--- start of GIVEN DATA ---
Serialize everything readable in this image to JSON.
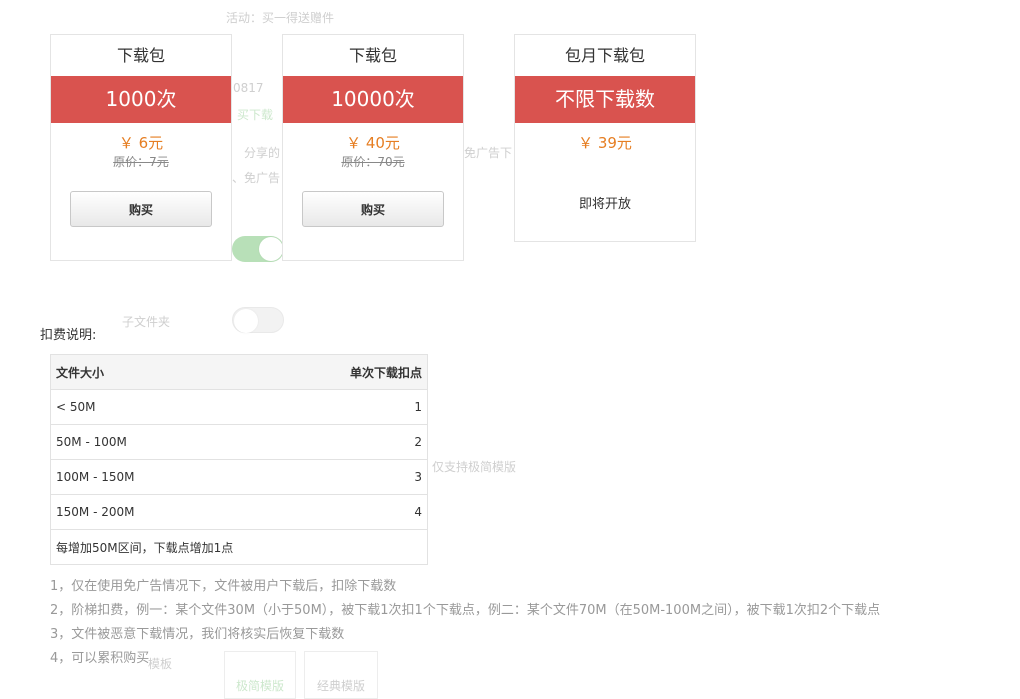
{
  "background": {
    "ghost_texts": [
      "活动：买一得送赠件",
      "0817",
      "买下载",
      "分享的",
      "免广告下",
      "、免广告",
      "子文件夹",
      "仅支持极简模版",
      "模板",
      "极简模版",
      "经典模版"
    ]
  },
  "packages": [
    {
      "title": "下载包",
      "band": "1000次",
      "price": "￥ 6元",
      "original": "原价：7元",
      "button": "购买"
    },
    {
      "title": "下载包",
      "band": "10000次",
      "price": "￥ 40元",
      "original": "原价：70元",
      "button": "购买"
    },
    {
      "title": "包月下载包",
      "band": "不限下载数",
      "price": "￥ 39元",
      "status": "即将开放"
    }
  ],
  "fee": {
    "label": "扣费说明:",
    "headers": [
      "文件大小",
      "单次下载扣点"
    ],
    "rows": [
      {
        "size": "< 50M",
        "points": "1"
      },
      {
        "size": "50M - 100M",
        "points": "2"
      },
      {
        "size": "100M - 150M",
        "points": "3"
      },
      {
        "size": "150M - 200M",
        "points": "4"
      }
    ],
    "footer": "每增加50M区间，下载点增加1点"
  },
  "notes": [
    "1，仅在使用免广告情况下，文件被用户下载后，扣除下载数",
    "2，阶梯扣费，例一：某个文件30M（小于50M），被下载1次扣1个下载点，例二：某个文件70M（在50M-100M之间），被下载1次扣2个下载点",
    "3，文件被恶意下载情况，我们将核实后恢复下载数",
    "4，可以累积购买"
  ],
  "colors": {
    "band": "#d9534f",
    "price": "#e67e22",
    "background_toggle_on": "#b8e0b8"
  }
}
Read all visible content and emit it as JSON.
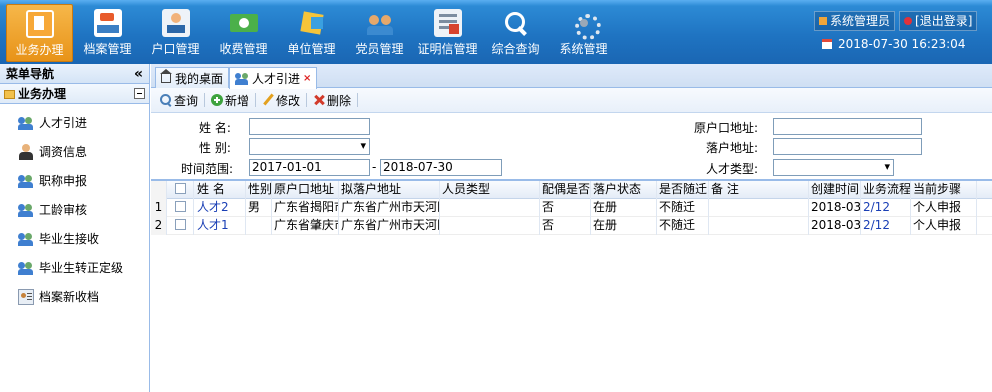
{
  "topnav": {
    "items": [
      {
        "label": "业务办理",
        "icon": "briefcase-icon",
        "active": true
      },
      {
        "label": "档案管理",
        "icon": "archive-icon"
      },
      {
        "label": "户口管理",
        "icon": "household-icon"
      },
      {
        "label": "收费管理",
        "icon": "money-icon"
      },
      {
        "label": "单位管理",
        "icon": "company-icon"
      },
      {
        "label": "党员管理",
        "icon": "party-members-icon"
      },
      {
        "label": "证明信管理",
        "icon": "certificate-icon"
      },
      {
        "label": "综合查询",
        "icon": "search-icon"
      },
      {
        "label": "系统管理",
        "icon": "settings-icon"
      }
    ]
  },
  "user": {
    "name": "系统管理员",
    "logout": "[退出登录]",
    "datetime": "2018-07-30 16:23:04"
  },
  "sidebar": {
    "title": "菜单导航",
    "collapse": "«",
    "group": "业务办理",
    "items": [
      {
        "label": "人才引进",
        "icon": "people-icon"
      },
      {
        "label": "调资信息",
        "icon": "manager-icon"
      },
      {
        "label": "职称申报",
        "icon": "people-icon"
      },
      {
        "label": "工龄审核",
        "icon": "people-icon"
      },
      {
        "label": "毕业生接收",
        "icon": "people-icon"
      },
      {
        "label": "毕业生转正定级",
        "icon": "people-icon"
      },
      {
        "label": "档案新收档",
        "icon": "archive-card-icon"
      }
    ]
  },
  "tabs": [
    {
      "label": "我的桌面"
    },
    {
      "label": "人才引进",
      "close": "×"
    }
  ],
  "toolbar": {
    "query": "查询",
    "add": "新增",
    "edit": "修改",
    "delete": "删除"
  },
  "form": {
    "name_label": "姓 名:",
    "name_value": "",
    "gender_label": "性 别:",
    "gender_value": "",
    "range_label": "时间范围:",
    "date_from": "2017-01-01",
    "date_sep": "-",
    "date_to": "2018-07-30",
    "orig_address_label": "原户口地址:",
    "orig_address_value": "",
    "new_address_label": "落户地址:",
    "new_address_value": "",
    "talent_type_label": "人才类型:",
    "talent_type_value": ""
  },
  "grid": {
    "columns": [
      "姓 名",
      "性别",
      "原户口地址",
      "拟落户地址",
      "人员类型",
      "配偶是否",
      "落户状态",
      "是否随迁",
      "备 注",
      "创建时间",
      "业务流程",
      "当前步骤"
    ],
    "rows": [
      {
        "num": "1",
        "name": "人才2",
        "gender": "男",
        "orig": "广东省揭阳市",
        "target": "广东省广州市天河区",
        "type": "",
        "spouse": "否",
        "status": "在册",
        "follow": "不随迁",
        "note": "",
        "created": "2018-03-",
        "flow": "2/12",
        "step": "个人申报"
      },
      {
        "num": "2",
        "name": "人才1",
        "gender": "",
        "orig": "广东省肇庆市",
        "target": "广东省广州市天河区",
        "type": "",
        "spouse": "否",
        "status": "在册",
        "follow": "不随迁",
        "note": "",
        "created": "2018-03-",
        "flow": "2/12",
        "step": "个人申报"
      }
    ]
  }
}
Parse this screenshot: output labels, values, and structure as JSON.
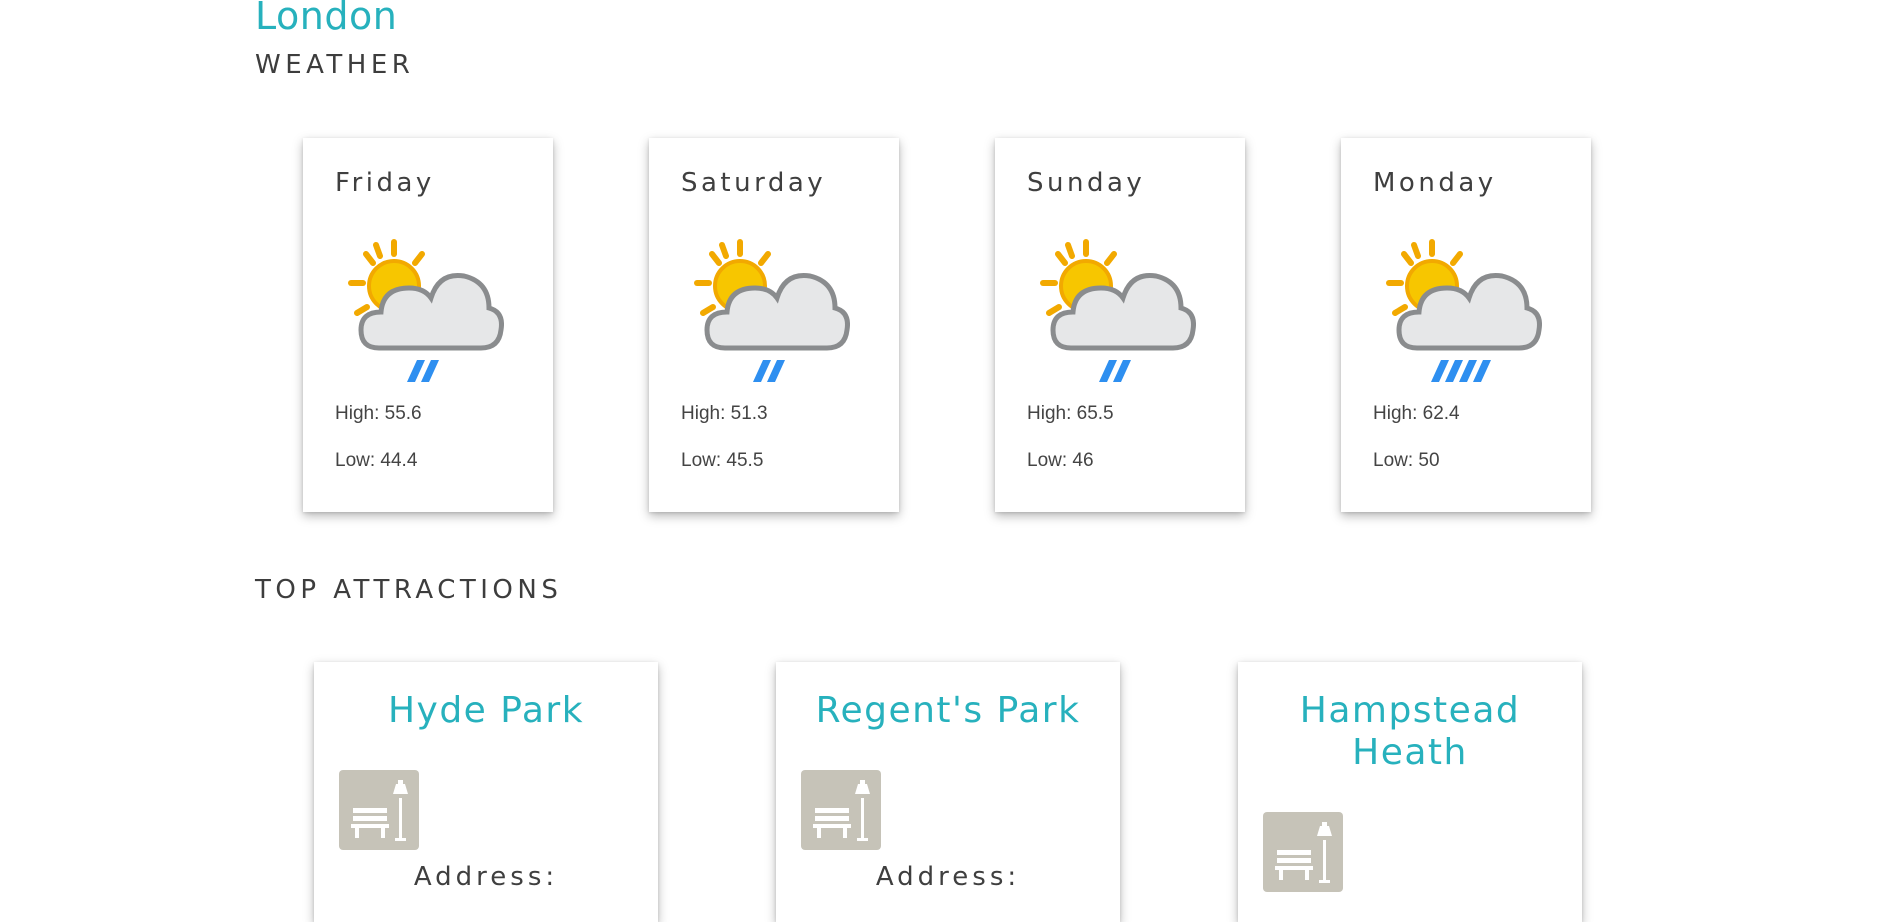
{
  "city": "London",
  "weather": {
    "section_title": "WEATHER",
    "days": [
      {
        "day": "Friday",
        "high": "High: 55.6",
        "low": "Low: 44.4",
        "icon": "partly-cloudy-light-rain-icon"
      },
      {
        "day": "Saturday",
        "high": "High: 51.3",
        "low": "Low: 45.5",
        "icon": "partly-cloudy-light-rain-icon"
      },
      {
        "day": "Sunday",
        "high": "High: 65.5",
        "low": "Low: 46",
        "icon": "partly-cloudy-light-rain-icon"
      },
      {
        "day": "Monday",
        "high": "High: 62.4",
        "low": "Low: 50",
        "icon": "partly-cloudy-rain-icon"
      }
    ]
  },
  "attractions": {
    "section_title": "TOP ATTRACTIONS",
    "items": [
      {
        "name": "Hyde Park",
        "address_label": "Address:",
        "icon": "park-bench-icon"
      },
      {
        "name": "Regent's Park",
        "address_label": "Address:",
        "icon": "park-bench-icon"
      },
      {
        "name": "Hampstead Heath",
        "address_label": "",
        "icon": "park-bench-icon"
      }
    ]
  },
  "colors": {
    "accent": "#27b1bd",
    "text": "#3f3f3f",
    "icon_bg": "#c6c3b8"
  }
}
--- end of GIVEN DATA ---
**JOB:**
Restate the whole listing above exactly, except for its images.

**RESULT FOR THIS TASK:**
Serialize everything readable in this image to JSON.
{
  "background": {
    "ghost_texts": [
      "活动：买一得送赠件",
      "0817",
      "买下载",
      "分享的",
      "免广告下",
      "、免广告",
      "子文件夹",
      "仅支持极简模版",
      "模板",
      "极简模版",
      "经典模版"
    ]
  },
  "packages": [
    {
      "title": "下载包",
      "band": "1000次",
      "price": "￥ 6元",
      "original": "原价：7元",
      "button": "购买"
    },
    {
      "title": "下载包",
      "band": "10000次",
      "price": "￥ 40元",
      "original": "原价：70元",
      "button": "购买"
    },
    {
      "title": "包月下载包",
      "band": "不限下载数",
      "price": "￥ 39元",
      "status": "即将开放"
    }
  ],
  "fee": {
    "label": "扣费说明:",
    "headers": [
      "文件大小",
      "单次下载扣点"
    ],
    "rows": [
      {
        "size": "< 50M",
        "points": "1"
      },
      {
        "size": "50M - 100M",
        "points": "2"
      },
      {
        "size": "100M - 150M",
        "points": "3"
      },
      {
        "size": "150M - 200M",
        "points": "4"
      }
    ],
    "footer": "每增加50M区间，下载点增加1点"
  },
  "notes": [
    "1，仅在使用免广告情况下，文件被用户下载后，扣除下载数",
    "2，阶梯扣费，例一：某个文件30M（小于50M），被下载1次扣1个下载点，例二：某个文件70M（在50M-100M之间），被下载1次扣2个下载点",
    "3，文件被恶意下载情况，我们将核实后恢复下载数",
    "4，可以累积购买"
  ],
  "colors": {
    "band": "#d9534f",
    "price": "#e67e22",
    "background_toggle_on": "#b8e0b8"
  }
}
Read all visible content and emit it as JSON.
{
  "topnav": {
    "items": [
      {
        "label": "业务办理",
        "icon": "briefcase-icon",
        "active": true
      },
      {
        "label": "档案管理",
        "icon": "archive-icon"
      },
      {
        "label": "户口管理",
        "icon": "household-icon"
      },
      {
        "label": "收费管理",
        "icon": "money-icon"
      },
      {
        "label": "单位管理",
        "icon": "company-icon"
      },
      {
        "label": "党员管理",
        "icon": "party-members-icon"
      },
      {
        "label": "证明信管理",
        "icon": "certificate-icon"
      },
      {
        "label": "综合查询",
        "icon": "search-icon"
      },
      {
        "label": "系统管理",
        "icon": "settings-icon"
      }
    ]
  },
  "user": {
    "name": "系统管理员",
    "logout": "[退出登录]",
    "datetime": "2018-07-30 16:23:04"
  },
  "sidebar": {
    "title": "菜单导航",
    "collapse": "«",
    "group": "业务办理",
    "items": [
      {
        "label": "人才引进",
        "icon": "people-icon"
      },
      {
        "label": "调资信息",
        "icon": "manager-icon"
      },
      {
        "label": "职称申报",
        "icon": "people-icon"
      },
      {
        "label": "工龄审核",
        "icon": "people-icon"
      },
      {
        "label": "毕业生接收",
        "icon": "people-icon"
      },
      {
        "label": "毕业生转正定级",
        "icon": "people-icon"
      },
      {
        "label": "档案新收档",
        "icon": "archive-card-icon"
      }
    ]
  },
  "tabs": [
    {
      "label": "我的桌面"
    },
    {
      "label": "人才引进",
      "close": "×"
    }
  ],
  "toolbar": {
    "query": "查询",
    "add": "新增",
    "edit": "修改",
    "delete": "删除"
  },
  "form": {
    "name_label": "姓 名:",
    "name_value": "",
    "gender_label": "性 别:",
    "gender_value": "",
    "range_label": "时间范围:",
    "date_from": "2017-01-01",
    "date_sep": "-",
    "date_to": "2018-07-30",
    "orig_address_label": "原户口地址:",
    "orig_address_value": "",
    "new_address_label": "落户地址:",
    "new_address_value": "",
    "talent_type_label": "人才类型:",
    "talent_type_value": ""
  },
  "grid": {
    "columns": [
      "姓 名",
      "性别",
      "原户口地址",
      "拟落户地址",
      "人员类型",
      "配偶是否",
      "落户状态",
      "是否随迁",
      "备 注",
      "创建时间",
      "业务流程",
      "当前步骤"
    ],
    "rows": [
      {
        "num": "1",
        "name": "人才2",
        "gender": "男",
        "orig": "广东省揭阳市",
        "target": "广东省广州市天河区",
        "type": "",
        "spouse": "否",
        "status": "在册",
        "follow": "不随迁",
        "note": "",
        "created": "2018-03-",
        "flow": "2/12",
        "step": "个人申报"
      },
      {
        "num": "2",
        "name": "人才1",
        "gender": "",
        "orig": "广东省肇庆市",
        "target": "广东省广州市天河区",
        "type": "",
        "spouse": "否",
        "status": "在册",
        "follow": "不随迁",
        "note": "",
        "created": "2018-03-",
        "flow": "2/12",
        "step": "个人申报"
      }
    ]
  }
}
Parse this screenshot: output labels, values, and structure as JSON.
{
  "city": "London",
  "weather": {
    "section_title": "WEATHER",
    "days": [
      {
        "day": "Friday",
        "high": "High: 55.6",
        "low": "Low: 44.4",
        "icon": "partly-cloudy-light-rain-icon"
      },
      {
        "day": "Saturday",
        "high": "High: 51.3",
        "low": "Low: 45.5",
        "icon": "partly-cloudy-light-rain-icon"
      },
      {
        "day": "Sunday",
        "high": "High: 65.5",
        "low": "Low: 46",
        "icon": "partly-cloudy-light-rain-icon"
      },
      {
        "day": "Monday",
        "high": "High: 62.4",
        "low": "Low: 50",
        "icon": "partly-cloudy-rain-icon"
      }
    ]
  },
  "attractions": {
    "section_title": "TOP ATTRACTIONS",
    "items": [
      {
        "name": "Hyde Park",
        "address_label": "Address:",
        "icon": "park-bench-icon"
      },
      {
        "name": "Regent's Park",
        "address_label": "Address:",
        "icon": "park-bench-icon"
      },
      {
        "name": "Hampstead Heath",
        "address_label": "",
        "icon": "park-bench-icon"
      }
    ]
  },
  "colors": {
    "accent": "#27b1bd",
    "text": "#3f3f3f",
    "icon_bg": "#c6c3b8"
  }
}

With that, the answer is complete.